— Selected excerpt —
----

TONY ABBOTT: You know, this latter day Lady Macbeth will be saying "Out! Out foul spot! Out! Out foul spot!" But she said it and she will be judged by it. (here).

That's the sort of language we use on the pond, since the pond always prefers irrational and irrelevant metaphors, analogies and sundry stupidities to actual political debate. That's what we learn from the commentariat, who always prefer to evoke police states and North Korea and Adolf Hitler to settle things ...

Ever since the soup Nazi turned up on Seinfeld, it's been the approved form of discourse amongst the dangerous radical middle class, who always watch a sitcom before an argument over dinner ...

Is it any way to discuss and create policy? Is it any way to run a country? Of course not, which is why the commentariat, the pond, and now Abbott are singularly useless ...

Well someone's at last ticked off the mad Banquo's ghost at the kitchen table, muttering about the evils done, and it's here in Lady Gillard must confront climate change. (curiously changed from its online header Gillard's Macbeth Moment on Climate Change).

But not content with preposterous literary analogies, Tony 'Rasputin' Abbott has also called for a people's revolt.

Yes, not content with the fevered tormented demented sense of loss he feels in his own mind about how the leadership of the country has been snatched away from him ...

I have no spur
To prick the sides of my intent, but only
Vaulting ambition, which o'erleaps itself
And falls on the other.

... he wants the rest of the country to join in, over a scheme that owes its origins to the Howard government, of which he was a part, and yet it's just a reduced, tepid minor variation of a strategy he was a supporter of at the time, until the wind blew north by north west, and he changed his mind, until he changed his mind again ... And he has the cheek to berate Gillard for breaking trust ...

Talk about the pot and the kettle having a conversation on a rapidly heating stove ...

Meanwhile, poor hapless Tony Windsor has revealed he's had death threats - trust me they're as mad as hell in Tamworth, madder than a cut snake at a country music festival in January listening to the howling music in the century heat after downing a keg and ready to go out the back of Maguires to sort it out - and has suggested the debate might be going over the edge.

----

[Box coordinate listings]
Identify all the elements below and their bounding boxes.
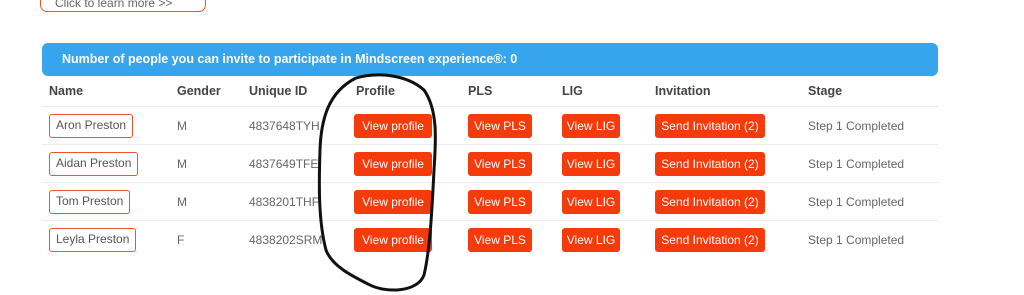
table-row: Aron Preston M 4837648TYH View profile V… [42,106,938,144]
send-invitation-button[interactable]: Send Invitation (2) [655,114,765,138]
table-row: Tom Preston M 4838201THF View profile Vi… [42,182,938,220]
stage-cell: Step 1 Completed [808,195,905,209]
view-lig-button[interactable]: View LIG [562,152,620,176]
unique-id-cell: 4838201THF [249,195,320,209]
view-profile-button[interactable]: View profile [354,190,432,214]
send-invitation-button[interactable]: Send Invitation (2) [655,190,765,214]
table-row: Aidan Preston M 4837649TFE View profile … [42,144,938,182]
view-profile-button[interactable]: View profile [354,152,432,176]
person-name-button[interactable]: Aron Preston [49,114,134,138]
column-header-name: Name [49,84,84,98]
view-lig-button[interactable]: View LIG [562,114,620,138]
column-header-lig: LIG [562,84,583,98]
column-header-stage: Stage [808,84,843,98]
person-name-button[interactable]: Tom Preston [49,190,131,214]
gender-cell: F [177,233,185,247]
stage-cell: Step 1 Completed [808,119,905,133]
send-invitation-button[interactable]: Send Invitation (2) [655,152,765,176]
gender-cell: M [177,195,187,209]
view-pls-button[interactable]: View PLS [468,152,532,176]
stage-cell: Step 1 Completed [808,233,905,247]
view-pls-button[interactable]: View PLS [468,114,532,138]
view-lig-button[interactable]: View LIG [562,228,620,252]
learn-more-link[interactable]: Click to learn more >> [40,0,206,12]
column-header-gender: Gender [177,84,221,98]
invite-count-banner: Number of people you can invite to parti… [42,43,938,76]
unique-id-cell: 4837649TFE [249,157,319,171]
gender-cell: M [177,119,187,133]
view-pls-button[interactable]: View PLS [468,228,532,252]
view-profile-button[interactable]: View profile [354,114,432,138]
unique-id-cell: 4837648TYH [249,119,320,133]
stage-cell: Step 1 Completed [808,157,905,171]
view-lig-button[interactable]: View LIG [562,190,620,214]
view-profile-button[interactable]: View profile [354,228,432,252]
send-invitation-button[interactable]: Send Invitation (2) [655,228,765,252]
view-pls-button[interactable]: View PLS [468,190,532,214]
column-header-unique-id: Unique ID [249,84,308,98]
table-row: Leyla Preston F 4838202SRM View profile … [42,220,938,258]
unique-id-cell: 4838202SRM [249,233,323,247]
column-header-profile: Profile [356,84,395,98]
column-header-invitation: Invitation [655,84,711,98]
person-name-button[interactable]: Aidan Preston [49,152,139,176]
gender-cell: M [177,157,187,171]
person-name-button[interactable]: Leyla Preston [49,228,137,252]
column-header-pls: PLS [468,84,493,98]
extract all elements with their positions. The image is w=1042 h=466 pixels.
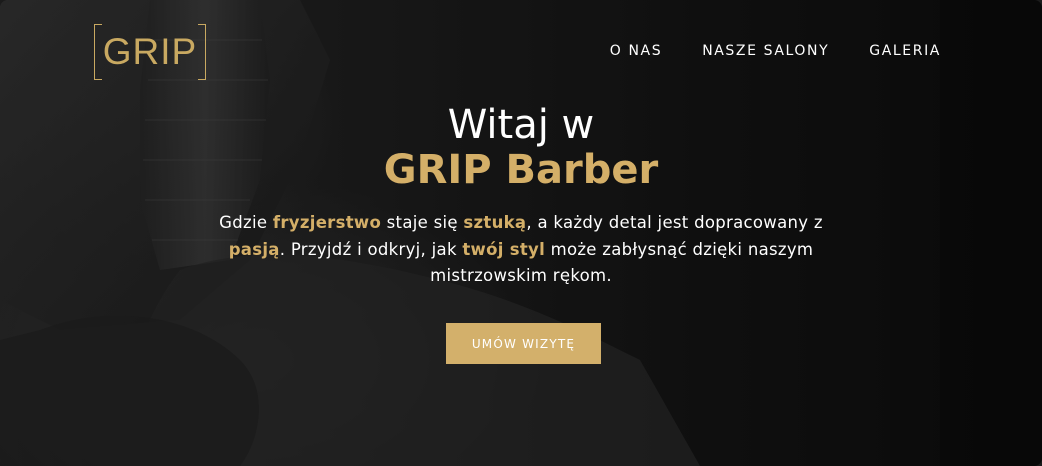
main-nav: O NAS NASZE SALONY GALERIA bbox=[610, 43, 941, 59]
hero-title: Witaj w GRIP Barber bbox=[0, 101, 1042, 191]
logo-text: GRIP bbox=[102, 31, 198, 72]
desc-text: . Przyjdź i odkryj, jak bbox=[279, 239, 463, 259]
desc-text: staje się bbox=[381, 213, 464, 232]
desc-highlight: sztuką bbox=[463, 213, 527, 232]
nav-item-o-nas[interactable]: O NAS bbox=[610, 43, 662, 59]
hero-title-line2: GRIP Barber bbox=[383, 147, 659, 193]
desc-highlight: pasją bbox=[228, 239, 280, 259]
logo[interactable]: GRIP bbox=[94, 24, 206, 80]
logo-bracket-right bbox=[198, 24, 206, 80]
desc-text: Gdzie bbox=[219, 213, 273, 232]
hero-title-line1: Witaj w bbox=[447, 102, 595, 148]
desc-highlight: fryzjerstwo bbox=[272, 213, 382, 232]
nav-item-nasze-salony[interactable]: NASZE SALONY bbox=[702, 43, 829, 59]
book-appointment-button[interactable]: UMÓW WIZYTĘ bbox=[446, 323, 601, 364]
nav-item-galeria[interactable]: GALERIA bbox=[869, 43, 941, 59]
hero-description: Gdzie fryzjerstwo staje się sztuką, a ka… bbox=[200, 210, 842, 290]
desc-highlight: twój styl bbox=[462, 239, 546, 259]
desc-text: , a każdy detal jest dopracowany z bbox=[526, 213, 823, 232]
hero-section: GRIP O NAS NASZE SALONY GALERIA Witaj w … bbox=[0, 0, 1042, 466]
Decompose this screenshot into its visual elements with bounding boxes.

----

— Challenge 1 —
Reproduce the part of the commentary on Tony Abbott's Lady Macbeth remark that opens with the words containing "That's the sort" and closes with "singularly useless ...", swapping "sitcom" for "comedy show".
— Challenge 2 —
From the records, reproduce word for word the part that opens with the line containing "main-nav: O NAS" and closes with the line containing "desc-text: . Przyjdź".

— Right answer 1 —
That's the sort of language we use on the pond, since the pond always prefers irrational and irrelevant metaphors, analogies and sundry stupidities to actual political debate. That's what we learn from the commentariat, who always prefer to evoke police states and North Korea and Adolf Hitler to settle things ...

Ever since the soup Nazi turned up on Seinfeld, it's been the approved form of discourse amongst the dangerous radical middle class, who always watch a comedy show before an argument over dinner ...

Is it any way to discuss and create policy? Is it any way to run a country? Of course not, which is why the commentariat, the pond, and now Abbott are singularly useless ...

— Right answer 2 —
main-nav: O NAS NASZE SALONY GALERIA bbox=[610, 43, 941, 59]
hero-title: Witaj w GRIP Barber bbox=[0, 101, 1042, 191]
logo-text: GRIP bbox=[102, 31, 198, 72]
desc-text: . Przyjdź i odkryj, jak bbox=[279, 239, 463, 259]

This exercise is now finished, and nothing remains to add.